**Requirements**: Copy every item below line for line, changing nothing.

Extracted data entries:

────────

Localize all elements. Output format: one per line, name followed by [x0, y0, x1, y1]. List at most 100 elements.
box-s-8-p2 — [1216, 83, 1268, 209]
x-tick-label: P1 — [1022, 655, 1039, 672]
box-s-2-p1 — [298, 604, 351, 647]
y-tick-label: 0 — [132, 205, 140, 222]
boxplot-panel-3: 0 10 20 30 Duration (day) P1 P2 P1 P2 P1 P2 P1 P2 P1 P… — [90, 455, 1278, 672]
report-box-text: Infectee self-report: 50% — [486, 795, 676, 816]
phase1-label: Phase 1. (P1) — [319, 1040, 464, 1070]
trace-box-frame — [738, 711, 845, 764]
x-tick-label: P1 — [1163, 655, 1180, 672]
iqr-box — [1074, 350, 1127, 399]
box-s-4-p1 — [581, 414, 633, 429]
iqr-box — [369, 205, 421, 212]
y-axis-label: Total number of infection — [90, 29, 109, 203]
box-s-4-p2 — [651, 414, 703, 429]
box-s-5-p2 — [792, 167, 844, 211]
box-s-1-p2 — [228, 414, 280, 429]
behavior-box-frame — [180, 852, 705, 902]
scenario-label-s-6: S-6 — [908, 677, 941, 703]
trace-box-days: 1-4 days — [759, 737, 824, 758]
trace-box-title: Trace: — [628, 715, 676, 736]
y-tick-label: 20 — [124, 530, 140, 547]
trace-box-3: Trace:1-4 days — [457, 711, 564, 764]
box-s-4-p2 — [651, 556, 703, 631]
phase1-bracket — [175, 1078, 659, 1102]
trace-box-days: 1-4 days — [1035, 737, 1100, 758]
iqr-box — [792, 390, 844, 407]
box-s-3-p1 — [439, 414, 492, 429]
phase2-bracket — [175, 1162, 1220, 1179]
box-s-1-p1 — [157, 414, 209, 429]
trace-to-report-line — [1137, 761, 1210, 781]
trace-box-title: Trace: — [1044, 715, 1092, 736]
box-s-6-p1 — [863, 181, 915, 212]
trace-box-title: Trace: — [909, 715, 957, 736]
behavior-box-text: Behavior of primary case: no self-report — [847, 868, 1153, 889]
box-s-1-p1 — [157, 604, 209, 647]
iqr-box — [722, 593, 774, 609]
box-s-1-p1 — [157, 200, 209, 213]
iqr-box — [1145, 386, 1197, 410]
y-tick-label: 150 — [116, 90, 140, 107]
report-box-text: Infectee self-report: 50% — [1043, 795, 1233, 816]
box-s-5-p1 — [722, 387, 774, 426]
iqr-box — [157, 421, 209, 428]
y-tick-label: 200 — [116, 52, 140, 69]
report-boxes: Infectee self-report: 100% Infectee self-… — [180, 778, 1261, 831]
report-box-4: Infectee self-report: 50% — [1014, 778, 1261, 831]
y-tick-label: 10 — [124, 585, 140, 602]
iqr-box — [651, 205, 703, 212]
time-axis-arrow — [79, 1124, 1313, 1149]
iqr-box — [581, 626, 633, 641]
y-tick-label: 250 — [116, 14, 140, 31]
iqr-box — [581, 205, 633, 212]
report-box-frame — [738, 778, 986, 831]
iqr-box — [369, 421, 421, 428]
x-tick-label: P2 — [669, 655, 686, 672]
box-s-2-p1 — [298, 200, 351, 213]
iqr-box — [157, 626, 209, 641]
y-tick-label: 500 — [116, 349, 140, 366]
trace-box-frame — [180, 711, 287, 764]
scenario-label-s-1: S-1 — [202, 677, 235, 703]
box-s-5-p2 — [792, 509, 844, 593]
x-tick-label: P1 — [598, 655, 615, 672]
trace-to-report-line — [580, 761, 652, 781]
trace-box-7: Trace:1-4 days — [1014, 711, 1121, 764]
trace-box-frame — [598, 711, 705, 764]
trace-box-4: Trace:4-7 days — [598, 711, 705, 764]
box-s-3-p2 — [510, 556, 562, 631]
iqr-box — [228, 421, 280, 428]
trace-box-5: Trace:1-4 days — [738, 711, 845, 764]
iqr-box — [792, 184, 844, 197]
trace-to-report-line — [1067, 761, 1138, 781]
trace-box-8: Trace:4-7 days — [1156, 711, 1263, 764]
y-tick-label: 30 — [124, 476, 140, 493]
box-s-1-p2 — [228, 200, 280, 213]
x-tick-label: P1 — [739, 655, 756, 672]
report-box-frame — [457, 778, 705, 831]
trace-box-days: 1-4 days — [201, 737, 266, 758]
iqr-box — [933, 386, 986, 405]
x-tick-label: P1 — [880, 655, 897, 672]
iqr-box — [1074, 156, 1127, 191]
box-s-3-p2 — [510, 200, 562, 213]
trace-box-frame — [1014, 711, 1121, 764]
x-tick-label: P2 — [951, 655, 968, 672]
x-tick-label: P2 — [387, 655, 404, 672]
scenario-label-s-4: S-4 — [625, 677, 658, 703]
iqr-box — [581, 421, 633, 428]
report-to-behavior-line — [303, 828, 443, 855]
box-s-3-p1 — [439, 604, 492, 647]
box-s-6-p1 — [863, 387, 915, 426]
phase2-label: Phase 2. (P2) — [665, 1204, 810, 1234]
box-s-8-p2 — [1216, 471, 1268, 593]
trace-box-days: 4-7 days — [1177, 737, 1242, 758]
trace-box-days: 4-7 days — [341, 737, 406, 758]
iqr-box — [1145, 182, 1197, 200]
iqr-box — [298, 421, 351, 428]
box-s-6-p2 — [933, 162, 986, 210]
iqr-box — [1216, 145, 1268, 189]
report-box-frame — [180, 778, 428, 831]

────────

**Reply**:
Localize all elements. Output format: one per line, name followed by [x0, y0, x1, y1]. List at most 100 elements.
box-s-8-p2 — [1216, 83, 1268, 209]
x-tick-label: P1 — [1022, 655, 1039, 672]
box-s-2-p1 — [298, 604, 351, 647]
y-tick-label: 0 — [132, 205, 140, 222]
boxplot-panel-3: 0 10 20 30 Duration (day) P1 P2 P1 P2 P1 P2 P1 P2 P1 P… — [90, 455, 1278, 672]
report-box-text: Infectee self-report: 50% — [486, 795, 676, 816]
phase1-label: Phase 1. (P1) — [319, 1040, 464, 1070]
trace-box-frame — [738, 711, 845, 764]
x-tick-label: P1 — [1163, 655, 1180, 672]
iqr-box — [1074, 350, 1127, 399]
box-s-4-p1 — [581, 414, 633, 429]
iqr-box — [369, 205, 421, 212]
y-axis-label: Total number of infection — [90, 29, 109, 203]
box-s-4-p2 — [651, 414, 703, 429]
box-s-5-p2 — [792, 167, 844, 211]
box-s-1-p2 — [228, 414, 280, 429]
behavior-box-frame — [180, 852, 705, 902]
scenario-label-s-6: S-6 — [908, 677, 941, 703]
trace-box-days: 1-4 days — [759, 737, 824, 758]
trace-box-title: Trace: — [628, 715, 676, 736]
y-tick-label: 20 — [124, 530, 140, 547]
trace-box-3: Trace:1-4 days — [457, 711, 564, 764]
box-s-4-p2 — [651, 556, 703, 631]
phase1-bracket — [175, 1078, 659, 1102]
trace-box-days: 1-4 days — [1035, 737, 1100, 758]
iqr-box — [792, 390, 844, 407]
box-s-3-p1 — [439, 414, 492, 429]
phase2-bracket — [175, 1162, 1220, 1179]
box-s-1-p1 — [157, 414, 209, 429]
trace-to-report-line — [1137, 761, 1210, 781]
trace-box-title: Trace: — [1044, 715, 1092, 736]
box-s-6-p1 — [863, 181, 915, 212]
trace-box-title: Trace: — [909, 715, 957, 736]
behavior-box-text: Behavior of primary case: no self-report — [847, 868, 1153, 889]
box-s-1-p1 — [157, 604, 209, 647]
iqr-box — [722, 593, 774, 609]
box-s-1-p1 — [157, 200, 209, 213]
iqr-box — [1145, 386, 1197, 410]
y-tick-label: 150 — [116, 90, 140, 107]
report-box-text: Infectee self-report: 50% — [1043, 795, 1233, 816]
box-s-5-p1 — [722, 387, 774, 426]
iqr-box — [157, 421, 209, 428]
y-tick-label: 200 — [116, 52, 140, 69]
report-boxes: Infectee self-report: 100% Infectee self-… — [180, 778, 1261, 831]
report-box-4: Infectee self-report: 50% — [1014, 778, 1261, 831]
y-tick-label: 10 — [124, 585, 140, 602]
iqr-box — [651, 205, 703, 212]
time-axis-arrow — [79, 1124, 1313, 1149]
iqr-box — [581, 626, 633, 641]
y-tick-label: 250 — [116, 14, 140, 31]
iqr-box — [581, 205, 633, 212]
report-box-frame — [738, 778, 986, 831]
iqr-box — [369, 421, 421, 428]
x-tick-label: P2 — [669, 655, 686, 672]
box-s-2-p1 — [298, 200, 351, 213]
iqr-box — [157, 626, 209, 641]
y-tick-label: 500 — [116, 349, 140, 366]
trace-box-frame — [180, 711, 287, 764]
scenario-label-s-1: S-1 — [202, 677, 235, 703]
box-s-5-p2 — [792, 509, 844, 593]
x-tick-label: P1 — [598, 655, 615, 672]
trace-to-report-line — [580, 761, 652, 781]
trace-box-7: Trace:1-4 days — [1014, 711, 1121, 764]
trace-box-frame — [598, 711, 705, 764]
trace-box-4: Trace:4-7 days — [598, 711, 705, 764]
box-s-3-p2 — [510, 556, 562, 631]
iqr-box — [228, 421, 280, 428]
trace-box-5: Trace:1-4 days — [738, 711, 845, 764]
iqr-box — [792, 184, 844, 197]
trace-to-report-line — [1067, 761, 1138, 781]
trace-box-8: Trace:4-7 days — [1156, 711, 1263, 764]
y-tick-label: 30 — [124, 476, 140, 493]
box-s-1-p2 — [228, 200, 280, 213]
x-tick-label: P1 — [739, 655, 756, 672]
report-box-frame — [457, 778, 705, 831]
trace-box-days: 1-4 days — [201, 737, 266, 758]
iqr-box — [933, 386, 986, 405]
x-tick-label: P1 — [880, 655, 897, 672]
iqr-box — [1074, 156, 1127, 191]
box-s-3-p2 — [510, 200, 562, 213]
trace-box-frame — [1014, 711, 1121, 764]
x-tick-label: P2 — [951, 655, 968, 672]
x-tick-label: P2 — [387, 655, 404, 672]
scenario-label-s-4: S-4 — [625, 677, 658, 703]
iqr-box — [581, 421, 633, 428]
report-to-behavior-line — [303, 828, 443, 855]
box-s-3-p1 — [439, 604, 492, 647]
box-s-6-p1 — [863, 387, 915, 426]
phase2-label: Phase 2. (P2) — [665, 1204, 810, 1234]
box-s-8-p2 — [1216, 471, 1268, 593]
trace-box-days: 4-7 days — [1177, 737, 1242, 758]
trace-box-days: 4-7 days — [341, 737, 406, 758]
iqr-box — [1145, 182, 1197, 200]
iqr-box — [298, 421, 351, 428]
box-s-6-p2 — [933, 162, 986, 210]
iqr-box — [1216, 145, 1268, 189]
report-box-frame — [180, 778, 428, 831]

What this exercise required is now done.